## TASK TO COMPLETE
Leave out the pictures and repeat the data exactly.

## RECORDS SUPPLIED
· · · ·

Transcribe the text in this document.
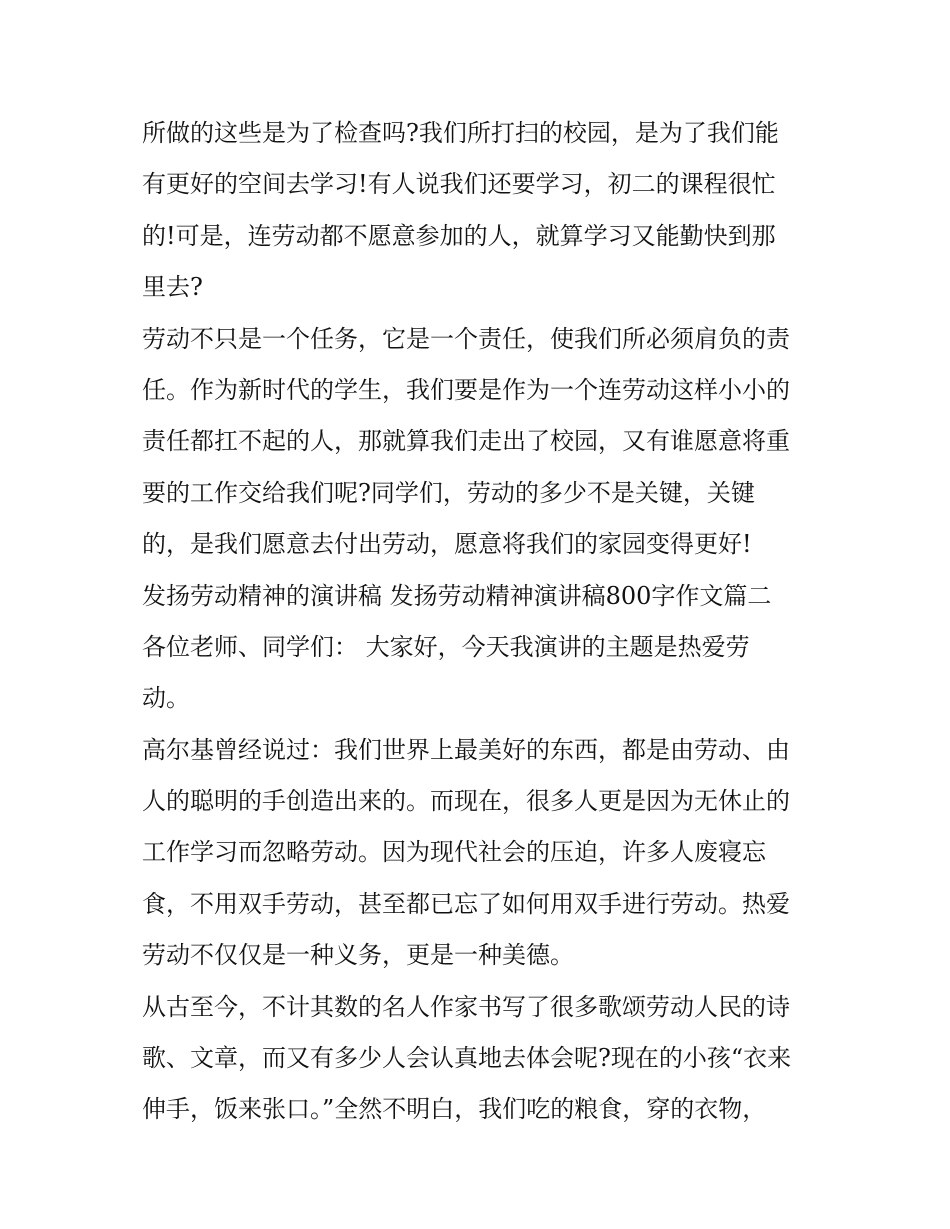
所做的这些是为了检查吗?我们所打扫的校园，是为了我们能
有更好的空间去学习!有人说我们还要学习，初二的课程很忙
的!可是，连劳动都不愿意参加的人，就算学习又能勤快到那
里去?
劳动不只是一个任务，它是一个责任，使我们所必须肩负的责
任。作为新时代的学生，我们要是作为一个连劳动这样小小的
责任都扛不起的人，那就算我们走出了校园，又有谁愿意将重
要的工作交给我们呢?同学们，劳动的多少不是关键，关键
的，是我们愿意去付出劳动，愿意将我们的家园变得更好!
发扬劳动精神的演讲稿 发扬劳动精神演讲稿800字作文篇二
各位老师、同学们： 大家好，今天我演讲的主题是热爱劳
动。
高尔基曾经说过：我们世界上最美好的东西，都是由劳动、由
人的聪明的手创造出来的。而现在，很多人更是因为无休止的
工作学习而忽略劳动。因为现代社会的压迫，许多人废寝忘
食，不用双手劳动，甚至都已忘了如何用双手进行劳动。热爱
劳动不仅仅是一种义务，更是一种美德。
从古至今，不计其数的名人作家书写了很多歌颂劳动人民的诗
歌、文章，而又有多少人会认真地去体会呢?现在的小孩“衣来
伸手，饭来张口。”全然不明白，我们吃的粮食，穿的衣物，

· · · ·

## WRITTEN RESPONSE
Transcribe the text in this document.
所做的这些是为了检查吗?我们所打扫的校园，是为了我们能
有更好的空间去学习!有人说我们还要学习，初二的课程很忙
的!可是，连劳动都不愿意参加的人，就算学习又能勤快到那
里去?
劳动不只是一个任务，它是一个责任，使我们所必须肩负的责
任。作为新时代的学生，我们要是作为一个连劳动这样小小的
责任都扛不起的人，那就算我们走出了校园，又有谁愿意将重
要的工作交给我们呢?同学们，劳动的多少不是关键，关键
的，是我们愿意去付出劳动，愿意将我们的家园变得更好!
发扬劳动精神的演讲稿 发扬劳动精神演讲稿800字作文篇二
各位老师、同学们： 大家好，今天我演讲的主题是热爱劳
动。
高尔基曾经说过：我们世界上最美好的东西，都是由劳动、由
人的聪明的手创造出来的。而现在，很多人更是因为无休止的
工作学习而忽略劳动。因为现代社会的压迫，许多人废寝忘
食，不用双手劳动，甚至都已忘了如何用双手进行劳动。热爱
劳动不仅仅是一种义务，更是一种美德。
从古至今，不计其数的名人作家书写了很多歌颂劳动人民的诗
歌、文章，而又有多少人会认真地去体会呢?现在的小孩“衣来
伸手，饭来张口。”全然不明白，我们吃的粮食，穿的衣物，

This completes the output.